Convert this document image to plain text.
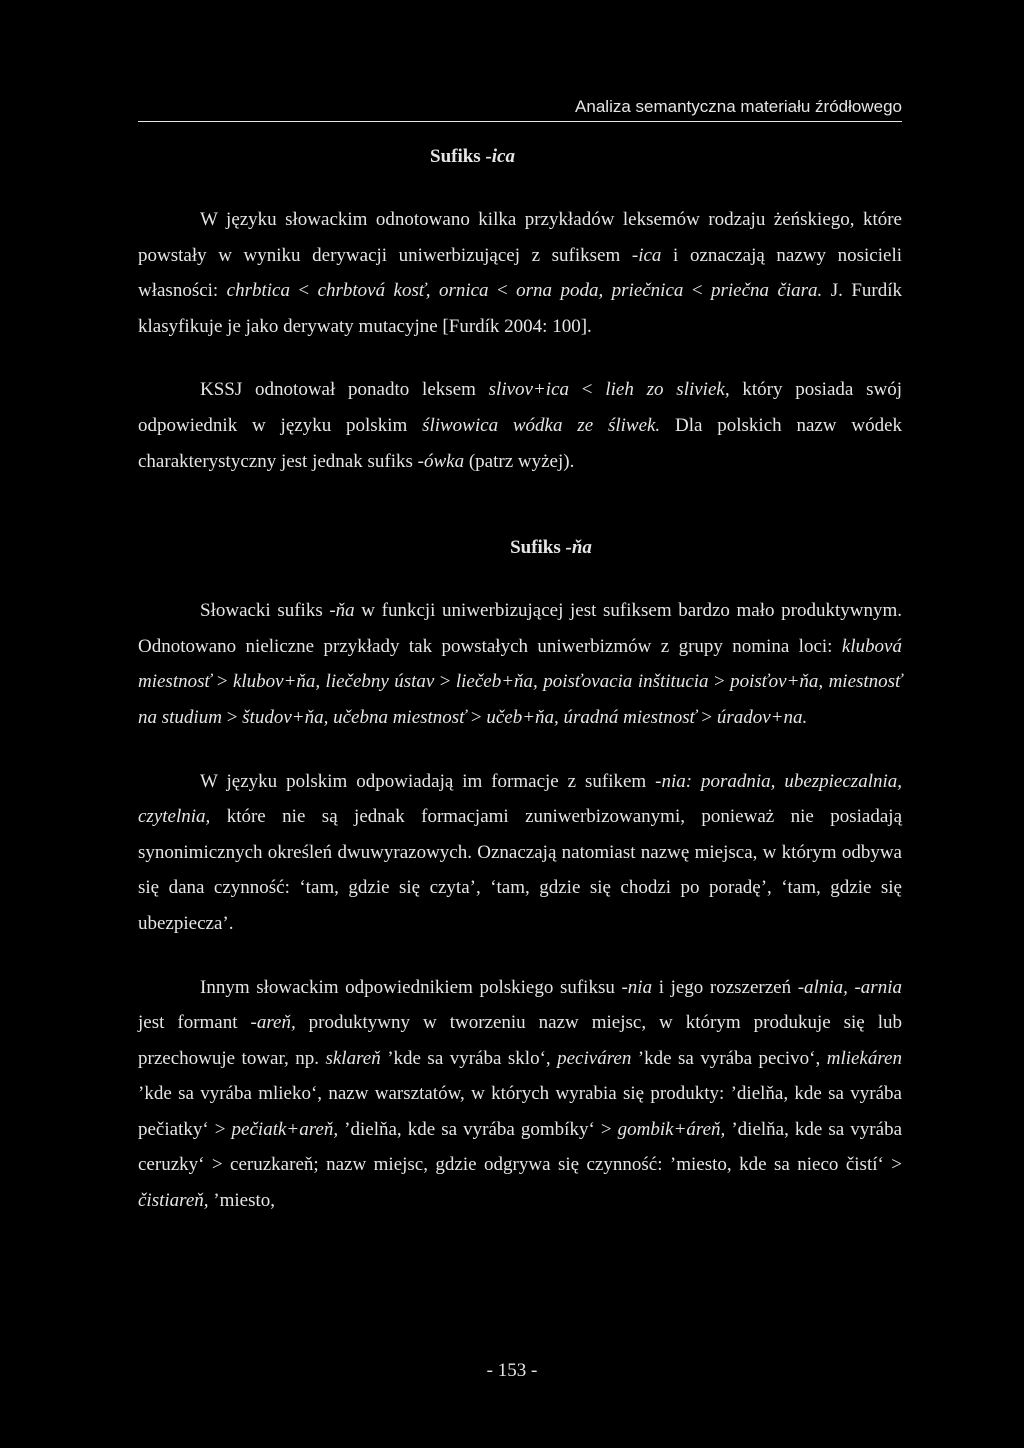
Analiza semantyczna materiału źródłowego
Sufiks -ica

W języku słowackim odnotowano kilka przykładów leksemów rodzaju żeńskiego, które powstały w wyniku derywacji uniwerbizującej z sufiksem -ica i oznaczają nazwy nosicieli własności: chrbtica < chrbtová kosť, ornica < orna poda, priečnica < priečna čiara. J. Furdík klasyfikuje je jako derywaty mutacyjne [Furdík 2004: 100].

KSSJ odnotował ponadto leksem slivov+ica < lieh zo sliviek, który posiada swój odpowiednik w języku polskim śliwowica wódka ze śliwek. Dla polskich nazw wódek charakterystyczny jest jednak sufiks -ówka (patrz wyżej).

Sufiks -ňa

Słowacki sufiks -ňa w funkcji uniwerbizującej jest sufiksem bardzo mało produktywnym. Odnotowano nieliczne przykłady tak powstałych uniwerbizmów z grupy nomina loci: klubová miestnosť > klubov+ňa, liečebny ústav > liečeb+ňa, poisťovacia inštitucia > poisťov+ňa, miestnosť na studium > študov+ňa, učebna miestnosť > učeb+ňa, úradná miestnosť > úradov+na.

W języku polskim odpowiadają im formacje z sufikem -nia: poradnia, ubezpieczalnia, czytelnia, które nie są jednak formacjami zuniwerbizowanymi, ponieważ nie posiadają synonimicznych określeń dwuwyrazowych. Oznaczają natomiast nazwę miejsca, w którym odbywa się dana czynność: ‘tam, gdzie się czyta’, ‘tam, gdzie się chodzi po poradę’, ‘tam, gdzie się ubezpiecza’.

Innym słowackim odpowiednikiem polskiego sufiksu -nia i jego rozszerzeń -alnia, -arnia jest formant -areň, produktywny w tworzeniu nazw miejsc, w którym produkuje się lub przechowuje towar, np. sklareň ’kde sa vyrába sklo‘, peciváren ’kde sa vyrába pecivo‘, mliekáren ’kde sa vyrába mlieko‘, nazw warsztatów, w których wyrabia się produkty: ’dielňa, kde sa vyrába pečiatky‘ > pečiatk+areň, ’dielňa, kde sa vyrába gombíky‘ > gombik+áreň, ’dielňa, kde sa vyrába ceruzky‘ > ceruzkareň; nazw miejsc, gdzie odgrywa się czynność: ’miesto, kde sa nieco čistí‘ > čistiareň, ’miesto,

- 153 -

---+---

YOUR GOAL
Each line of the data should be quoted exactly, with pictures left out.

RESPONSE TO THIS EXERCISE
Convert this document image to plain text.
Analiza semantyczna materiału źródłowego
Sufiks -ica

W języku słowackim odnotowano kilka przykładów leksemów rodzaju żeńskiego, które powstały w wyniku derywacji uniwerbizującej z sufiksem -ica i oznaczają nazwy nosicieli własności: chrbtica < chrbtová kosť, ornica < orna poda, priečnica < priečna čiara. J. Furdík klasyfikuje je jako derywaty mutacyjne [Furdík 2004: 100].

KSSJ odnotował ponadto leksem slivov+ica < lieh zo sliviek, który posiada swój odpowiednik w języku polskim śliwowica wódka ze śliwek. Dla polskich nazw wódek charakterystyczny jest jednak sufiks -ówka (patrz wyżej).

Sufiks -ňa

Słowacki sufiks -ňa w funkcji uniwerbizującej jest sufiksem bardzo mało produktywnym. Odnotowano nieliczne przykłady tak powstałych uniwerbizmów z grupy nomina loci: klubová miestnosť > klubov+ňa, liečebny ústav > liečeb+ňa, poisťovacia inštitucia > poisťov+ňa, miestnosť na studium > študov+ňa, učebna miestnosť > učeb+ňa, úradná miestnosť > úradov+na.

W języku polskim odpowiadają im formacje z sufikem -nia: poradnia, ubezpieczalnia, czytelnia, które nie są jednak formacjami zuniwerbizowanymi, ponieważ nie posiadają synonimicznych określeń dwuwyrazowych. Oznaczają natomiast nazwę miejsca, w którym odbywa się dana czynność: ‘tam, gdzie się czyta’, ‘tam, gdzie się chodzi po poradę’, ‘tam, gdzie się ubezpiecza’.

Innym słowackim odpowiednikiem polskiego sufiksu -nia i jego rozszerzeń -alnia, -arnia jest formant -areň, produktywny w tworzeniu nazw miejsc, w którym produkuje się lub przechowuje towar, np. sklareň ’kde sa vyrába sklo‘, peciváren ’kde sa vyrába pecivo‘, mliekáren ’kde sa vyrába mlieko‘, nazw warsztatów, w których wyrabia się produkty: ’dielňa, kde sa vyrába pečiatky‘ > pečiatk+areň, ’dielňa, kde sa vyrába gombíky‘ > gombik+áreň, ’dielňa, kde sa vyrába ceruzky‘ > ceruzkareň; nazw miejsc, gdzie odgrywa się czynność: ’miesto, kde sa nieco čistí‘ > čistiareň, ’miesto,

- 153 -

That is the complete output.